**TASK:** Count, in the entries, the lines with "SIZE". Answer with the number only.

:: GIVEN DATA

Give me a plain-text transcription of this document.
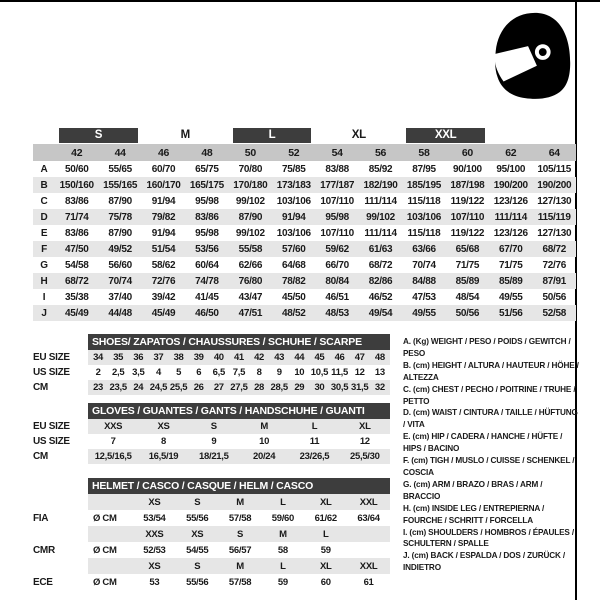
	S		M		L		XL		XXL			

	42	44	46	48	50	52	54	56	58	60	62	64
A	50/60	55/65	60/70	65/75	70/80	75/85	83/88	85/92	87/95	90/100	95/100	105/115
B	150/160	155/165	160/170	165/175	170/180	173/183	177/187	182/190	185/195	187/198	190/200	190/200
C	83/86	87/90	91/94	95/98	99/102	103/106	107/110	111/114	115/118	119/122	123/126	127/130
D	71/74	75/78	79/82	83/86	87/90	91/94	95/98	99/102	103/106	107/110	111/114	115/119
E	83/86	87/90	91/94	95/98	99/102	103/106	107/110	111/114	115/118	119/122	123/126	127/130
F	47/50	49/52	51/54	53/56	55/58	57/60	59/62	61/63	63/66	65/68	67/70	68/72
G	54/58	56/60	58/62	60/64	62/66	64/68	66/70	68/72	70/74	71/75	71/75	72/76
H	68/72	70/74	72/76	74/78	76/80	78/82	80/84	82/86	84/88	85/89	85/89	87/91
I	35/38	37/40	39/42	41/45	43/47	45/50	46/51	46/52	47/53	48/54	49/55	50/56
J	45/49	44/48	45/49	46/50	47/51	48/52	48/53	49/54	49/55	50/56	51/56	52/58
	SHOES/ ZAPATOS / CHAUSSURES / SCHUHE / SCARPE														
EU SIZE	34	35	36	37	38	39	40	41	42	43	44	45	46	47	48
US SIZE	2	2,5	3,5	4	5	6	6,5	7,5	8	9	10	10,5	11,5	12	13
CM	23	23,5	24	24,5	25,5	26	27	27,5	28	28,5	29	30	30,5	31,5	32
	GLOVES / GUANTES / GANTS / HANDSCHUHE / GUANTI					
EU SIZE	XXS	XS	S	M	L	XL
US SIZE	7	8	9	10	11	12
CM	12,5/16,5	16,5/19	18/21,5	20/24	23/26,5	25,5/30
	HELMET / CASCO / CASQUE / HELM / CASCO						
		XS	S	M	L	XL	XXL
FIA	Ø CM	53/54	55/56	57/58	59/60	61/62	63/64
		XXS	XS	S	M	L	
CMR	Ø CM	52/53	54/55	56/57	58	59	
		XS	S	M	L	XL	XXL
ECE	Ø CM	53	55/56	57/58	59	60	61
A. (Kg) WEIGHT / PESO / POIDS / GEWITCH / PESO
B. (cm) HEIGHT / ALTURA / HAUTEUR / HÖHE / ALTEZZA
C. (cm) CHEST / PECHO / POITRINE / TRUHE / PETTO
D. (cm) WAIST / CINTURA / TAILLE / HÜFTUNG / VITA
E. (cm) HIP / CADERA / HANCHE / HÜFTE / HIPS / BACINO
F. (cm) TIGH / MUSLO / CUISSE / SCHENKEL / COSCIA
G. (cm) ARM / BRAZO / BRAS / ARM / BRACCIO
H. (cm) INSIDE LEG / ENTREPIERNA / FOURCHE / SCHRITT / FORCELLA
I. (cm) SHOULDERS / HOMBROS / ÉPAULES / SCHULTERN / SPALLE
J. (cm) BACK / ESPALDA / DOS / ZURÜCK / INDIETRO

::::

**ANSWER TO THIS PROBLEM:** 4